INSTRUCTIONS TO FOLLOW:
Pick out the lines below that include the string "title".

GIVEN RECORDS:
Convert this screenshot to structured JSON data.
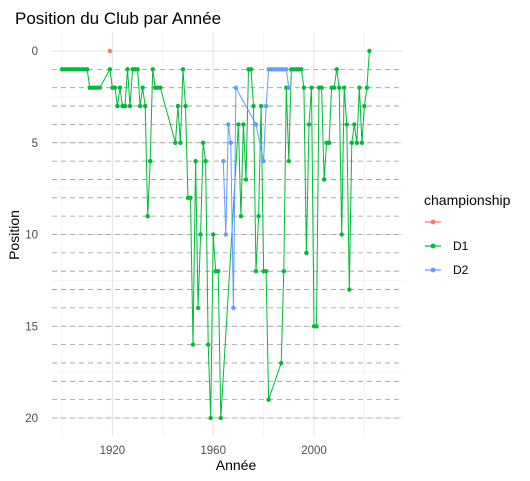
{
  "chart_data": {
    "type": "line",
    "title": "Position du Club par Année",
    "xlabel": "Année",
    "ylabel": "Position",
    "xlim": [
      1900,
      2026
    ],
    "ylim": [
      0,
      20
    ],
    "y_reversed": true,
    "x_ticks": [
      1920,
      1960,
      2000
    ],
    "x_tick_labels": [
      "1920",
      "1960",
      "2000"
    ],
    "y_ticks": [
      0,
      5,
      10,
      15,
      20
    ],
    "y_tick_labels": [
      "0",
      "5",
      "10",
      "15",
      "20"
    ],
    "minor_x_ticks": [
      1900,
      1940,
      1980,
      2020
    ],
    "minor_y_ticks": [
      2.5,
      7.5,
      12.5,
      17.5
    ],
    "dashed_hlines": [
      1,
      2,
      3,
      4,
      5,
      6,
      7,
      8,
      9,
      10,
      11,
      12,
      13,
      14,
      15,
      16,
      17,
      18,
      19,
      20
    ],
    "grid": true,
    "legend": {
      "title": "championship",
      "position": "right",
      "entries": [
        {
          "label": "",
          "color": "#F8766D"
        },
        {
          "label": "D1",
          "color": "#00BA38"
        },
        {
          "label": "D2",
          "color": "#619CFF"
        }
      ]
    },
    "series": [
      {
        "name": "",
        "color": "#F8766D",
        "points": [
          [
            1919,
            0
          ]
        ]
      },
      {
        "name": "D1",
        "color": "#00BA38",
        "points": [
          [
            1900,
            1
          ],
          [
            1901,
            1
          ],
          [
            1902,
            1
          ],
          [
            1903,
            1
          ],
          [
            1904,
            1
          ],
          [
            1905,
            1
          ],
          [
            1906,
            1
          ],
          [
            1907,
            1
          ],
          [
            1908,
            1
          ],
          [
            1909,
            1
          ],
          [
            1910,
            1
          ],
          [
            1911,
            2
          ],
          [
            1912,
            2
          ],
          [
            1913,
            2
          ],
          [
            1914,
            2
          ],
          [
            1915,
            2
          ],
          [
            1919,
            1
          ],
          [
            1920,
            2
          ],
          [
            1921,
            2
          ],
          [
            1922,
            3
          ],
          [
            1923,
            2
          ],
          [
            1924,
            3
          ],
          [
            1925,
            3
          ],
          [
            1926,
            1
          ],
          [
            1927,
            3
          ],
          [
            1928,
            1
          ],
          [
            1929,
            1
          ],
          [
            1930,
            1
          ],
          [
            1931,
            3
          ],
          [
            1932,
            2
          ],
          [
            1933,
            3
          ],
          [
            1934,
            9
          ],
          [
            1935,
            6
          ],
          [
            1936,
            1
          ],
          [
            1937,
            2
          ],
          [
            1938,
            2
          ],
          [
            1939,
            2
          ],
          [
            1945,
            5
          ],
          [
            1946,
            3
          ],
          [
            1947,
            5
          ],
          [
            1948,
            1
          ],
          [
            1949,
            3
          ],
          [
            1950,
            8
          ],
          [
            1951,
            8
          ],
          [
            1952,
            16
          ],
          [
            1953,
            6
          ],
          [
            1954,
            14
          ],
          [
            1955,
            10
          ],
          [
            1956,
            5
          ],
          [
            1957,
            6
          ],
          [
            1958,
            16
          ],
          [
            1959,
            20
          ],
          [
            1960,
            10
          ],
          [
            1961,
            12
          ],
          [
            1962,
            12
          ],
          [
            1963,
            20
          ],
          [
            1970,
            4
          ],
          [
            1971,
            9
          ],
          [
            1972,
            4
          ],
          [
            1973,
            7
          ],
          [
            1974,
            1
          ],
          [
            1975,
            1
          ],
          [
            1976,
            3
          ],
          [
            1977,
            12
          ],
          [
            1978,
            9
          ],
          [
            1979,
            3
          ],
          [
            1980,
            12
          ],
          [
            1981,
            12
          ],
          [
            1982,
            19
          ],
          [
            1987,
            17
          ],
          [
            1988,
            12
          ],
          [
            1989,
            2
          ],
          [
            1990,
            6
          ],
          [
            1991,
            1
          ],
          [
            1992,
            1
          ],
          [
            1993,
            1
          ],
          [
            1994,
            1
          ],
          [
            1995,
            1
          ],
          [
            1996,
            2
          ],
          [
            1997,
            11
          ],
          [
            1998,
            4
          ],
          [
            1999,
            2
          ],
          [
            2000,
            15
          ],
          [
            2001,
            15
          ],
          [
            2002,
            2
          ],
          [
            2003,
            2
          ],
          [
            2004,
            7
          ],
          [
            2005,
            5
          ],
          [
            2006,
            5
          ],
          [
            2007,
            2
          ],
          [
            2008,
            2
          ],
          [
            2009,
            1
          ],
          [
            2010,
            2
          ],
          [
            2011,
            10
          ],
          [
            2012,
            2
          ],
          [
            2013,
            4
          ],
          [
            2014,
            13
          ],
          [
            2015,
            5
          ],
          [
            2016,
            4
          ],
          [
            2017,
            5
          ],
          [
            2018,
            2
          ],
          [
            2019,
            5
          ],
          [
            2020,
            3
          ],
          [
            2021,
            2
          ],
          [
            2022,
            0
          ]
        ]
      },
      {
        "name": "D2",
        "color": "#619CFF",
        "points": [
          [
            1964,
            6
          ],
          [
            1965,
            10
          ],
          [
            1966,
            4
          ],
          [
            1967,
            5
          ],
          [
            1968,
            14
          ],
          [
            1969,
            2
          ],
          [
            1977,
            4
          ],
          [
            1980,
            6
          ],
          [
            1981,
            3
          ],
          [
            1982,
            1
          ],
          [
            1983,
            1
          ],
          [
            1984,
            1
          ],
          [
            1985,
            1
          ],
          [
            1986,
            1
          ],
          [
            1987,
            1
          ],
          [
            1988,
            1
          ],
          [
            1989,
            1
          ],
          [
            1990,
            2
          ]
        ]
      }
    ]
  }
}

RESPONSE BELOW:
    "title": "Position du Club par Année",
      "title": "championship",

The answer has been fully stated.